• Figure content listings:
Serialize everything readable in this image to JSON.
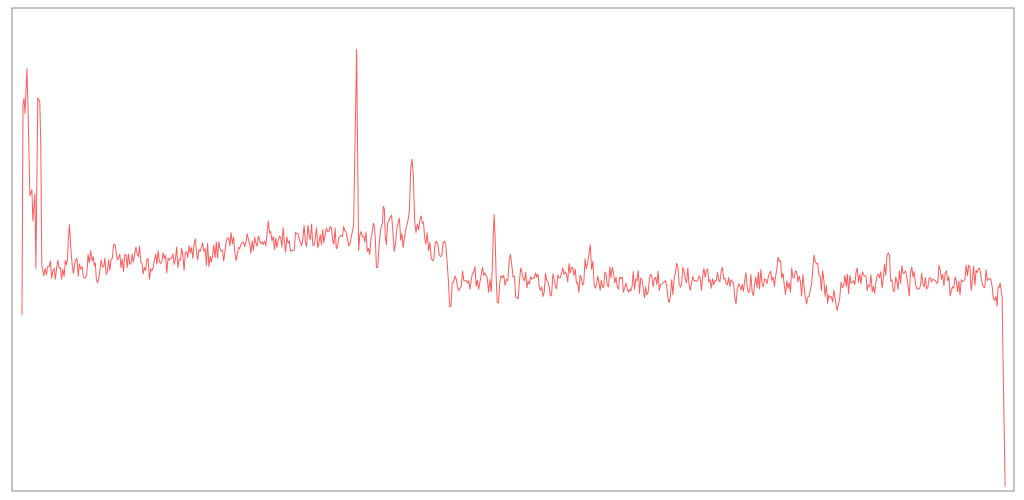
{
  "chart_data": {
    "type": "line",
    "title": "",
    "xlabel": "",
    "ylabel": "",
    "xlim": [
      0,
      1000
    ],
    "ylim": [
      0,
      100
    ],
    "grid": false,
    "legend": "none",
    "series": [
      {
        "color": "#ff5a5a",
        "anchors": [
          [
            0,
            36.3
          ],
          [
            1,
            80.2
          ],
          [
            2,
            81.5
          ],
          [
            3,
            78.4
          ],
          [
            5,
            87.7
          ],
          [
            6,
            80.5
          ],
          [
            8,
            61.2
          ],
          [
            10,
            62.5
          ],
          [
            11,
            56.0
          ],
          [
            13,
            61.6
          ],
          [
            14,
            46.1
          ],
          [
            16,
            81.7
          ],
          [
            18,
            80.8
          ],
          [
            19,
            71.4
          ],
          [
            20,
            46.7
          ],
          [
            22,
            44.5
          ],
          [
            26,
            46.5
          ],
          [
            30,
            44.0
          ],
          [
            35,
            46.2
          ],
          [
            40,
            43.8
          ],
          [
            45,
            46.8
          ],
          [
            48,
            55.2
          ],
          [
            52,
            45.0
          ],
          [
            58,
            47.0
          ],
          [
            62,
            44.2
          ],
          [
            68,
            47.2
          ],
          [
            72,
            48.5
          ],
          [
            75,
            43.9
          ],
          [
            80,
            47.8
          ],
          [
            85,
            44.8
          ],
          [
            90,
            48.0
          ],
          [
            95,
            49.8
          ],
          [
            100,
            46.2
          ],
          [
            105,
            49.0
          ],
          [
            110,
            47.0
          ],
          [
            115,
            50.5
          ],
          [
            120,
            47.4
          ],
          [
            126,
            47.8
          ],
          [
            130,
            46.0
          ],
          [
            135,
            49.0
          ],
          [
            140,
            47.1
          ],
          [
            150,
            48.2
          ],
          [
            160,
            47.8
          ],
          [
            170,
            49.3
          ],
          [
            180,
            49.6
          ],
          [
            190,
            48.6
          ],
          [
            200,
            50.1
          ],
          [
            210,
            50.8
          ],
          [
            220,
            50.2
          ],
          [
            230,
            51.2
          ],
          [
            240,
            51.9
          ],
          [
            250,
            53.5
          ],
          [
            255,
            50.0
          ],
          [
            260,
            52.8
          ],
          [
            270,
            51.8
          ],
          [
            280,
            52.2
          ],
          [
            290,
            53.0
          ],
          [
            300,
            51.5
          ],
          [
            310,
            53.8
          ],
          [
            320,
            52.5
          ],
          [
            326,
            54.0
          ],
          [
            330,
            50.8
          ],
          [
            335,
            55.2
          ],
          [
            338,
            91.8
          ],
          [
            340,
            49.8
          ],
          [
            345,
            52.8
          ],
          [
            350,
            50.2
          ],
          [
            355,
            55.5
          ],
          [
            358,
            46.3
          ],
          [
            362,
            53.8
          ],
          [
            365,
            59.0
          ],
          [
            368,
            51.0
          ],
          [
            372,
            56.8
          ],
          [
            376,
            49.6
          ],
          [
            380,
            55.6
          ],
          [
            385,
            50.4
          ],
          [
            390,
            56.2
          ],
          [
            394,
            68.8
          ],
          [
            398,
            53.5
          ],
          [
            402,
            56.2
          ],
          [
            408,
            51.2
          ],
          [
            412,
            51.5
          ],
          [
            416,
            48.0
          ],
          [
            420,
            51.1
          ],
          [
            424,
            48.7
          ],
          [
            428,
            51.0
          ],
          [
            432,
            38.0
          ],
          [
            436,
            43.2
          ],
          [
            440,
            42.0
          ],
          [
            445,
            45.5
          ],
          [
            450,
            43.0
          ],
          [
            455,
            45.0
          ],
          [
            460,
            43.6
          ],
          [
            464,
            45.0
          ],
          [
            470,
            44.0
          ],
          [
            474,
            41.2
          ],
          [
            477,
            57.3
          ],
          [
            480,
            39.0
          ],
          [
            484,
            44.5
          ],
          [
            488,
            42.5
          ],
          [
            492,
            47.5
          ],
          [
            496,
            44.3
          ],
          [
            500,
            40.0
          ],
          [
            505,
            45.2
          ],
          [
            510,
            42.0
          ],
          [
            515,
            43.8
          ],
          [
            520,
            44.2
          ],
          [
            525,
            42.2
          ],
          [
            530,
            43.5
          ],
          [
            540,
            41.8
          ],
          [
            550,
            44.8
          ],
          [
            555,
            46.2
          ],
          [
            560,
            43.0
          ],
          [
            565,
            44.0
          ],
          [
            570,
            46.0
          ],
          [
            574,
            51.0
          ],
          [
            578,
            42.5
          ],
          [
            584,
            41.5
          ],
          [
            590,
            44.8
          ],
          [
            600,
            44.2
          ],
          [
            610,
            43.0
          ],
          [
            620,
            43.8
          ],
          [
            630,
            42.2
          ],
          [
            640,
            44.2
          ],
          [
            650,
            43.5
          ],
          [
            655,
            40.5
          ],
          [
            660,
            45.0
          ],
          [
            670,
            43.8
          ],
          [
            680,
            43.5
          ],
          [
            690,
            44.2
          ],
          [
            700,
            43.5
          ],
          [
            710,
            44.0
          ],
          [
            720,
            40.0
          ],
          [
            725,
            42.3
          ],
          [
            730,
            43.5
          ],
          [
            740,
            42.8
          ],
          [
            750,
            43.8
          ],
          [
            755,
            45.0
          ],
          [
            760,
            42.3
          ],
          [
            765,
            47.5
          ],
          [
            770,
            42.5
          ],
          [
            780,
            44.2
          ],
          [
            790,
            42.2
          ],
          [
            795,
            40.2
          ],
          [
            800,
            48.8
          ],
          [
            805,
            44.5
          ],
          [
            810,
            43.5
          ],
          [
            815,
            40.5
          ],
          [
            820,
            41.5
          ],
          [
            822,
            38.8
          ],
          [
            826,
            39.8
          ],
          [
            830,
            42.5
          ],
          [
            840,
            43.5
          ],
          [
            850,
            44.8
          ],
          [
            860,
            42.3
          ],
          [
            870,
            44.0
          ],
          [
            875,
            49.3
          ],
          [
            880,
            41.3
          ],
          [
            890,
            45.0
          ],
          [
            895,
            42.3
          ],
          [
            900,
            44.2
          ],
          [
            910,
            42.8
          ],
          [
            920,
            43.8
          ],
          [
            930,
            44.8
          ],
          [
            940,
            42.2
          ],
          [
            945,
            41.2
          ],
          [
            950,
            43.3
          ],
          [
            955,
            44.5
          ],
          [
            960,
            43.8
          ],
          [
            965,
            45.2
          ],
          [
            970,
            42.8
          ],
          [
            975,
            43.5
          ],
          [
            980,
            42.2
          ],
          [
            985,
            38.2
          ],
          [
            988,
            43.0
          ],
          [
            990,
            40.0
          ],
          [
            993,
            0.5
          ]
        ]
      }
    ]
  }
}
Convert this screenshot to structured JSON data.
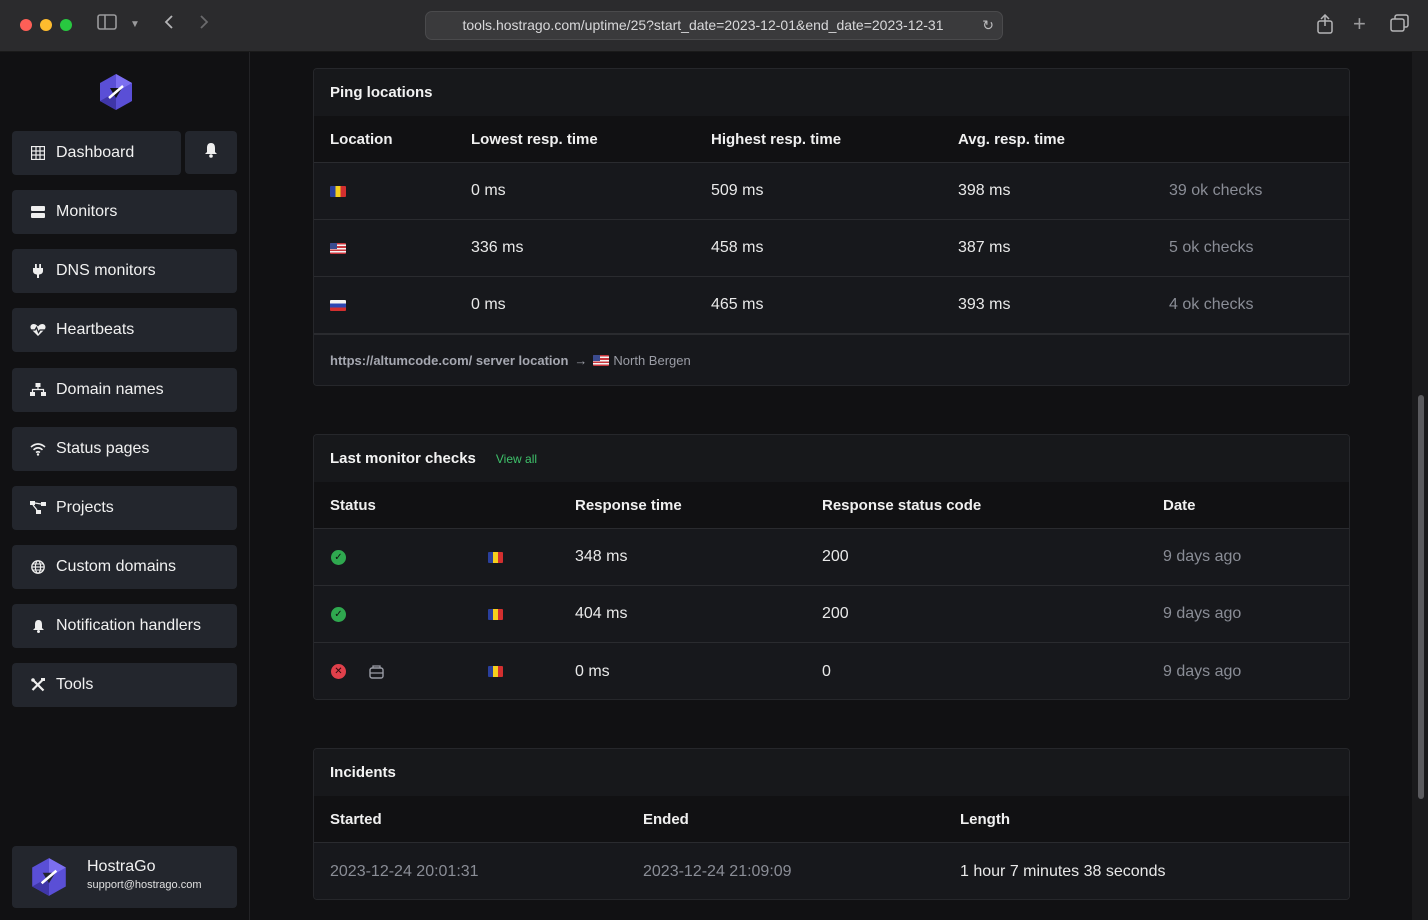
{
  "browser": {
    "url": "tools.hostrago.com/uptime/25?start_date=2023-12-01&end_date=2023-12-31"
  },
  "sidebar": {
    "items": [
      {
        "label": "Dashboard",
        "icon": "grid-icon"
      },
      {
        "label": "Monitors",
        "icon": "server-icon"
      },
      {
        "label": "DNS monitors",
        "icon": "plug-icon"
      },
      {
        "label": "Heartbeats",
        "icon": "heart-pulse-icon"
      },
      {
        "label": "Domain names",
        "icon": "network-icon"
      },
      {
        "label": "Status pages",
        "icon": "wifi-icon"
      },
      {
        "label": "Projects",
        "icon": "project-diagram-icon"
      },
      {
        "label": "Custom domains",
        "icon": "globe-icon"
      },
      {
        "label": "Notification handlers",
        "icon": "bell-icon"
      },
      {
        "label": "Tools",
        "icon": "tools-icon"
      }
    ],
    "user": {
      "name": "HostraGo",
      "email": "support@hostrago.com"
    }
  },
  "ping_locations": {
    "title": "Ping locations",
    "columns": [
      "Location",
      "Lowest resp. time",
      "Highest resp. time",
      "Avg. resp. time"
    ],
    "rows": [
      {
        "flag": "ro",
        "lowest": "0 ms",
        "highest": "509 ms",
        "avg": "398 ms",
        "checks": "39 ok checks"
      },
      {
        "flag": "us",
        "lowest": "336 ms",
        "highest": "458 ms",
        "avg": "387 ms",
        "checks": "5 ok checks"
      },
      {
        "flag": "ru",
        "lowest": "0 ms",
        "highest": "465 ms",
        "avg": "393 ms",
        "checks": "4 ok checks"
      }
    ],
    "footer": {
      "link": "https://altumcode.com/ server location",
      "arrow": "→",
      "location": "North Bergen"
    }
  },
  "last_checks": {
    "title": "Last monitor checks",
    "view_all": "View all",
    "columns": [
      "Status",
      "Response time",
      "Response status code",
      "Date"
    ],
    "rows": [
      {
        "status": "ok",
        "response_time": "348 ms",
        "code": "200",
        "date": "9 days ago"
      },
      {
        "status": "ok",
        "response_time": "404 ms",
        "code": "200",
        "date": "9 days ago"
      },
      {
        "status": "error",
        "response_time": "0 ms",
        "code": "0",
        "date": "9 days ago"
      }
    ]
  },
  "incidents": {
    "title": "Incidents",
    "columns": [
      "Started",
      "Ended",
      "Length"
    ],
    "rows": [
      {
        "started": "2023-12-24 20:01:31",
        "ended": "2023-12-24 21:09:09",
        "length": "1 hour 7 minutes 38 seconds"
      }
    ]
  }
}
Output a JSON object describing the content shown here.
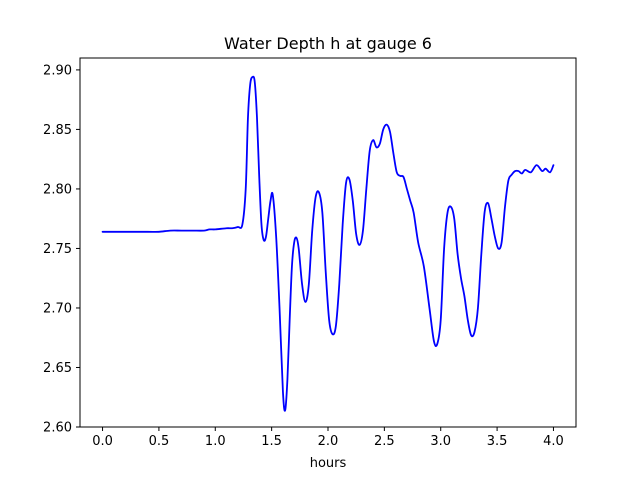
{
  "chart_data": {
    "type": "line",
    "title": "Water Depth h at gauge 6",
    "xlabel": "hours",
    "ylabel": "",
    "xlim": [
      -0.2,
      4.2
    ],
    "ylim": [
      2.6,
      2.91
    ],
    "xticks": [
      0.0,
      0.5,
      1.0,
      1.5,
      2.0,
      2.5,
      3.0,
      3.5,
      4.0
    ],
    "xtick_labels": [
      "0.0",
      "0.5",
      "1.0",
      "1.5",
      "2.0",
      "2.5",
      "3.0",
      "3.5",
      "4.0"
    ],
    "yticks": [
      2.6,
      2.65,
      2.7,
      2.75,
      2.8,
      2.85,
      2.9
    ],
    "ytick_labels": [
      "2.60",
      "2.65",
      "2.70",
      "2.75",
      "2.80",
      "2.85",
      "2.90"
    ],
    "grid": false,
    "series": [
      {
        "color": "#0000ff",
        "x": [
          0.0,
          0.2,
          0.4,
          0.5,
          0.6,
          0.7,
          0.8,
          0.9,
          0.95,
          1.0,
          1.1,
          1.15,
          1.2,
          1.24,
          1.27,
          1.29,
          1.31,
          1.33,
          1.35,
          1.37,
          1.39,
          1.41,
          1.43,
          1.45,
          1.47,
          1.49,
          1.51,
          1.54,
          1.57,
          1.6,
          1.62,
          1.64,
          1.66,
          1.68,
          1.7,
          1.72,
          1.74,
          1.77,
          1.8,
          1.83,
          1.86,
          1.89,
          1.92,
          1.95,
          1.98,
          2.01,
          2.04,
          2.07,
          2.1,
          2.13,
          2.16,
          2.19,
          2.22,
          2.25,
          2.28,
          2.31,
          2.34,
          2.37,
          2.4,
          2.43,
          2.46,
          2.49,
          2.52,
          2.55,
          2.58,
          2.61,
          2.64,
          2.67,
          2.7,
          2.73,
          2.76,
          2.8,
          2.85,
          2.9,
          2.94,
          2.97,
          3.0,
          3.03,
          3.06,
          3.09,
          3.12,
          3.15,
          3.18,
          3.21,
          3.24,
          3.27,
          3.3,
          3.33,
          3.36,
          3.39,
          3.42,
          3.45,
          3.48,
          3.51,
          3.54,
          3.57,
          3.6,
          3.63,
          3.66,
          3.69,
          3.72,
          3.75,
          3.8,
          3.85,
          3.9,
          3.93,
          3.97,
          4.0
        ],
        "y": [
          2.764,
          2.764,
          2.764,
          2.764,
          2.765,
          2.765,
          2.765,
          2.765,
          2.766,
          2.766,
          2.767,
          2.767,
          2.768,
          2.77,
          2.8,
          2.86,
          2.888,
          2.894,
          2.89,
          2.86,
          2.81,
          2.77,
          2.757,
          2.76,
          2.775,
          2.79,
          2.795,
          2.76,
          2.7,
          2.63,
          2.614,
          2.64,
          2.69,
          2.735,
          2.755,
          2.759,
          2.75,
          2.72,
          2.705,
          2.72,
          2.765,
          2.793,
          2.797,
          2.78,
          2.73,
          2.69,
          2.678,
          2.685,
          2.72,
          2.77,
          2.805,
          2.808,
          2.79,
          2.762,
          2.753,
          2.765,
          2.8,
          2.832,
          2.841,
          2.835,
          2.838,
          2.85,
          2.854,
          2.848,
          2.83,
          2.814,
          2.811,
          2.81,
          2.8,
          2.79,
          2.78,
          2.755,
          2.735,
          2.7,
          2.672,
          2.67,
          2.69,
          2.75,
          2.78,
          2.785,
          2.775,
          2.745,
          2.725,
          2.71,
          2.69,
          2.677,
          2.68,
          2.7,
          2.745,
          2.781,
          2.788,
          2.775,
          2.76,
          2.75,
          2.755,
          2.785,
          2.807,
          2.812,
          2.815,
          2.815,
          2.813,
          2.816,
          2.814,
          2.82,
          2.815,
          2.817,
          2.814,
          2.82
        ]
      }
    ]
  }
}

• Written task:
Identify how many lines in the entries above include the string "JSON", then state that number alone.

• Response below:
3